* Data for this task
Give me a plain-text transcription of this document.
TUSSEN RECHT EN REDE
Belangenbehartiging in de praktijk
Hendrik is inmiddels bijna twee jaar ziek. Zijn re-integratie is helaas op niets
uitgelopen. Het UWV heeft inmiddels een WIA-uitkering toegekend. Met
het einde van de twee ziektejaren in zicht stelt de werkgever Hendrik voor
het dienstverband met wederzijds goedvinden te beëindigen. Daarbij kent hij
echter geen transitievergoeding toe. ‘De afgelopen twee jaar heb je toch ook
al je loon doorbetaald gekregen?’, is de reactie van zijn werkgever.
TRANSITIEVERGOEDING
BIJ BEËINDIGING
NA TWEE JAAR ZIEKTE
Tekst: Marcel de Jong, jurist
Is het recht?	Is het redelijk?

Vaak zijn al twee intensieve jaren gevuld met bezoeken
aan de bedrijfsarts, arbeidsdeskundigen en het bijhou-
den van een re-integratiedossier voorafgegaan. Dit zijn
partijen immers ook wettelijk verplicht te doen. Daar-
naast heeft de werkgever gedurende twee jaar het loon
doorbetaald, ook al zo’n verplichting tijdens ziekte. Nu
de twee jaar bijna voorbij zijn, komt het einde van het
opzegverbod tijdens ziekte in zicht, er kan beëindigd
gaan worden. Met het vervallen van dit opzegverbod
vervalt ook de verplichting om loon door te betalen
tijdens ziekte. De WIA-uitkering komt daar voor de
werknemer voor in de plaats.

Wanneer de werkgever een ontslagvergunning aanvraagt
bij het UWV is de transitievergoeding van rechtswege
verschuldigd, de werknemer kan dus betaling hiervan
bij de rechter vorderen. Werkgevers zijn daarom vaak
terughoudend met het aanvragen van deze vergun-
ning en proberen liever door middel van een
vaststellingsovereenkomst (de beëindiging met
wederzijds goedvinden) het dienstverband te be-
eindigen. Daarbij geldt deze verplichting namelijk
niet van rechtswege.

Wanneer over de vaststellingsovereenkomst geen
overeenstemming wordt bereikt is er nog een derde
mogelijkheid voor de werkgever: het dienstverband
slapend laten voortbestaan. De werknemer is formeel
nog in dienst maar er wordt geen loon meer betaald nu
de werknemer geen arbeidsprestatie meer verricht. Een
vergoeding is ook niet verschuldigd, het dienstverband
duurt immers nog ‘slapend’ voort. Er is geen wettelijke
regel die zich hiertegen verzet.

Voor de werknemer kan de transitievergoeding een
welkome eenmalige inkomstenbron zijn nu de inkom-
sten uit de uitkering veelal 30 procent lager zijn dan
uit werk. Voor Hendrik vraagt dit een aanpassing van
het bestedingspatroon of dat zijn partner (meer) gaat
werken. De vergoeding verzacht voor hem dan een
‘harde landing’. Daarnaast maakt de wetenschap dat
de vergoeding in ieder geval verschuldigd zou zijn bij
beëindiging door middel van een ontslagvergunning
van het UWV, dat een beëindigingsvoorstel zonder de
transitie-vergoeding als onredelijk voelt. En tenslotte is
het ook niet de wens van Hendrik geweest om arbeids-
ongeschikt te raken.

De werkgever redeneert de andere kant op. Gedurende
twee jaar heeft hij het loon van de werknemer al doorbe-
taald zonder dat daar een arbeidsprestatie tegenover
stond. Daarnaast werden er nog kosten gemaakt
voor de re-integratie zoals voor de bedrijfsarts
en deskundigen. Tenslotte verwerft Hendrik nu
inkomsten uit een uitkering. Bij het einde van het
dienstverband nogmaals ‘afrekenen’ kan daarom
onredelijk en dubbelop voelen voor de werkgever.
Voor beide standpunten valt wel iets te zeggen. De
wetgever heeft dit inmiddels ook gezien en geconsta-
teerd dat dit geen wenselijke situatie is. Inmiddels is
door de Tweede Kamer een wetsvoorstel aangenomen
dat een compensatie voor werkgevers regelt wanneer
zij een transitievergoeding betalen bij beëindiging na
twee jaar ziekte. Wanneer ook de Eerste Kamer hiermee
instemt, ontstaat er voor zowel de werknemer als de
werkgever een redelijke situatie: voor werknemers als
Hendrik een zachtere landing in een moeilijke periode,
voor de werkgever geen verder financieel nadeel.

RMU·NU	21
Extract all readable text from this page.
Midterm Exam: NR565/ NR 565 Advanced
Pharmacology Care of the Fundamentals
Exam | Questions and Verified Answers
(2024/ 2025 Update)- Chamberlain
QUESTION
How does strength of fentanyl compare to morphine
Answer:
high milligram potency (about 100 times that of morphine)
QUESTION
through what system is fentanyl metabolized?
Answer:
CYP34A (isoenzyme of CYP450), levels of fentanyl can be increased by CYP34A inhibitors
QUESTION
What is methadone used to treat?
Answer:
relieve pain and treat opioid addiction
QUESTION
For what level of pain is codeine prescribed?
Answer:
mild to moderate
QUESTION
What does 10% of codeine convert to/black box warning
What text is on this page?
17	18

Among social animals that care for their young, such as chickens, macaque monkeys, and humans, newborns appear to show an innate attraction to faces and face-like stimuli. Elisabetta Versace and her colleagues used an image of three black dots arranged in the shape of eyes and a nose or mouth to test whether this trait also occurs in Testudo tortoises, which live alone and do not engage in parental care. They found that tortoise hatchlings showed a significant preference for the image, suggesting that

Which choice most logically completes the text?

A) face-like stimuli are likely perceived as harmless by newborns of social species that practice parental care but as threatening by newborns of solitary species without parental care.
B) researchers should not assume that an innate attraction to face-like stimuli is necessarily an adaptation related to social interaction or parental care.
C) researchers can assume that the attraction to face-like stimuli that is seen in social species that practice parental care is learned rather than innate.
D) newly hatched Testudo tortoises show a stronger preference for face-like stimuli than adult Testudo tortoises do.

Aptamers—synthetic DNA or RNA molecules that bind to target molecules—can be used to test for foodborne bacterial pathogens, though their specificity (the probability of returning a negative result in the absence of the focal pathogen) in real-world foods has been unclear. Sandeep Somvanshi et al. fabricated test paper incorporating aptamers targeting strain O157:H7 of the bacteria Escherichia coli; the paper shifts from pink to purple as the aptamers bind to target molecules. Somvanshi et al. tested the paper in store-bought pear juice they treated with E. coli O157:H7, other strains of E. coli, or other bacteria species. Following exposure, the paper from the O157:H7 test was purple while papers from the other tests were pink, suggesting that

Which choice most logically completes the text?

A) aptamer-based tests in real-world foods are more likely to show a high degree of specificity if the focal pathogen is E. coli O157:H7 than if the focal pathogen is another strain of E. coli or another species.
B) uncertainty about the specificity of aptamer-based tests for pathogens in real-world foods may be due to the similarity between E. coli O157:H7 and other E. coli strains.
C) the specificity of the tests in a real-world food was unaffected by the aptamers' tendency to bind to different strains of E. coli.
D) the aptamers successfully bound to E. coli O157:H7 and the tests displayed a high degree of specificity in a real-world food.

* Required action
Every entry shown earlier is to be returned exactly, line for line.

* Answer below
Give me a plain-text transcription of this document.
TUSSEN RECHT EN REDE
Belangenbehartiging in de praktijk
Hendrik is inmiddels bijna twee jaar ziek. Zijn re-integratie is helaas op niets
uitgelopen. Het UWV heeft inmiddels een WIA-uitkering toegekend. Met
het einde van de twee ziektejaren in zicht stelt de werkgever Hendrik voor
het dienstverband met wederzijds goedvinden te beëindigen. Daarbij kent hij
echter geen transitievergoeding toe. ‘De afgelopen twee jaar heb je toch ook
al je loon doorbetaald gekregen?’, is de reactie van zijn werkgever.
TRANSITIEVERGOEDING
BIJ BEËINDIGING
NA TWEE JAAR ZIEKTE
Tekst: Marcel de Jong, jurist
Is het recht?	Is het redelijk?

Vaak zijn al twee intensieve jaren gevuld met bezoeken
aan de bedrijfsarts, arbeidsdeskundigen en het bijhou-
den van een re-integratiedossier voorafgegaan. Dit zijn
partijen immers ook wettelijk verplicht te doen. Daar-
naast heeft de werkgever gedurende twee jaar het loon
doorbetaald, ook al zo’n verplichting tijdens ziekte. Nu
de twee jaar bijna voorbij zijn, komt het einde van het
opzegverbod tijdens ziekte in zicht, er kan beëindigd
gaan worden. Met het vervallen van dit opzegverbod
vervalt ook de verplichting om loon door te betalen
tijdens ziekte. De WIA-uitkering komt daar voor de
werknemer voor in de plaats.

Wanneer de werkgever een ontslagvergunning aanvraagt
bij het UWV is de transitievergoeding van rechtswege
verschuldigd, de werknemer kan dus betaling hiervan
bij de rechter vorderen. Werkgevers zijn daarom vaak
terughoudend met het aanvragen van deze vergun-
ning en proberen liever door middel van een
vaststellingsovereenkomst (de beëindiging met
wederzijds goedvinden) het dienstverband te be-
eindigen. Daarbij geldt deze verplichting namelijk
niet van rechtswege.

Wanneer over de vaststellingsovereenkomst geen
overeenstemming wordt bereikt is er nog een derde
mogelijkheid voor de werkgever: het dienstverband
slapend laten voortbestaan. De werknemer is formeel
nog in dienst maar er wordt geen loon meer betaald nu
de werknemer geen arbeidsprestatie meer verricht. Een
vergoeding is ook niet verschuldigd, het dienstverband
duurt immers nog ‘slapend’ voort. Er is geen wettelijke
regel die zich hiertegen verzet.

Voor de werknemer kan de transitievergoeding een
welkome eenmalige inkomstenbron zijn nu de inkom-
sten uit de uitkering veelal 30 procent lager zijn dan
uit werk. Voor Hendrik vraagt dit een aanpassing van
het bestedingspatroon of dat zijn partner (meer) gaat
werken. De vergoeding verzacht voor hem dan een
‘harde landing’. Daarnaast maakt de wetenschap dat
de vergoeding in ieder geval verschuldigd zou zijn bij
beëindiging door middel van een ontslagvergunning
van het UWV, dat een beëindigingsvoorstel zonder de
transitie-vergoeding als onredelijk voelt. En tenslotte is
het ook niet de wens van Hendrik geweest om arbeids-
ongeschikt te raken.

De werkgever redeneert de andere kant op. Gedurende
twee jaar heeft hij het loon van de werknemer al doorbe-
taald zonder dat daar een arbeidsprestatie tegenover
stond. Daarnaast werden er nog kosten gemaakt
voor de re-integratie zoals voor de bedrijfsarts
en deskundigen. Tenslotte verwerft Hendrik nu
inkomsten uit een uitkering. Bij het einde van het
dienstverband nogmaals ‘afrekenen’ kan daarom
onredelijk en dubbelop voelen voor de werkgever.
Voor beide standpunten valt wel iets te zeggen. De
wetgever heeft dit inmiddels ook gezien en geconsta-
teerd dat dit geen wenselijke situatie is. Inmiddels is
door de Tweede Kamer een wetsvoorstel aangenomen
dat een compensatie voor werkgevers regelt wanneer
zij een transitievergoeding betalen bij beëindiging na
twee jaar ziekte. Wanneer ook de Eerste Kamer hiermee
instemt, ontstaat er voor zowel de werknemer als de
werkgever een redelijke situatie: voor werknemers als
Hendrik een zachtere landing in een moeilijke periode,
voor de werkgever geen verder financieel nadeel.

RMU·NU	21
Extract all readable text from this page.
Midterm Exam: NR565/ NR 565 Advanced
Pharmacology Care of the Fundamentals
Exam | Questions and Verified Answers
(2024/ 2025 Update)- Chamberlain
QUESTION
How does strength of fentanyl compare to morphine
Answer:
high milligram potency (about 100 times that of morphine)
QUESTION
through what system is fentanyl metabolized?
Answer:
CYP34A (isoenzyme of CYP450), levels of fentanyl can be increased by CYP34A inhibitors
QUESTION
What is methadone used to treat?
Answer:
relieve pain and treat opioid addiction
QUESTION
For what level of pain is codeine prescribed?
Answer:
mild to moderate
QUESTION
What does 10% of codeine convert to/black box warning
What text is on this page?
17	18

Among social animals that care for their young, such as chickens, macaque monkeys, and humans, newborns appear to show an innate attraction to faces and face-like stimuli. Elisabetta Versace and her colleagues used an image of three black dots arranged in the shape of eyes and a nose or mouth to test whether this trait also occurs in Testudo tortoises, which live alone and do not engage in parental care. They found that tortoise hatchlings showed a significant preference for the image, suggesting that

Which choice most logically completes the text?

A) face-like stimuli are likely perceived as harmless by newborns of social species that practice parental care but as threatening by newborns of solitary species without parental care.
B) researchers should not assume that an innate attraction to face-like stimuli is necessarily an adaptation related to social interaction or parental care.
C) researchers can assume that the attraction to face-like stimuli that is seen in social species that practice parental care is learned rather than innate.
D) newly hatched Testudo tortoises show a stronger preference for face-like stimuli than adult Testudo tortoises do.

Aptamers—synthetic DNA or RNA molecules that bind to target molecules—can be used to test for foodborne bacterial pathogens, though their specificity (the probability of returning a negative result in the absence of the focal pathogen) in real-world foods has been unclear. Sandeep Somvanshi et al. fabricated test paper incorporating aptamers targeting strain O157:H7 of the bacteria Escherichia coli; the paper shifts from pink to purple as the aptamers bind to target molecules. Somvanshi et al. tested the paper in store-bought pear juice they treated with E. coli O157:H7, other strains of E. coli, or other bacteria species. Following exposure, the paper from the O157:H7 test was purple while papers from the other tests were pink, suggesting that

Which choice most logically completes the text?

A) aptamer-based tests in real-world foods are more likely to show a high degree of specificity if the focal pathogen is E. coli O157:H7 than if the focal pathogen is another strain of E. coli or another species.
B) uncertainty about the specificity of aptamer-based tests for pathogens in real-world foods may be due to the similarity between E. coli O157:H7 and other E. coli strains.
C) the specificity of the tests in a real-world food was unaffected by the aptamers' tendency to bind to different strains of E. coli.
D) the aptamers successfully bound to E. coli O157:H7 and the tests displayed a high degree of specificity in a real-world food.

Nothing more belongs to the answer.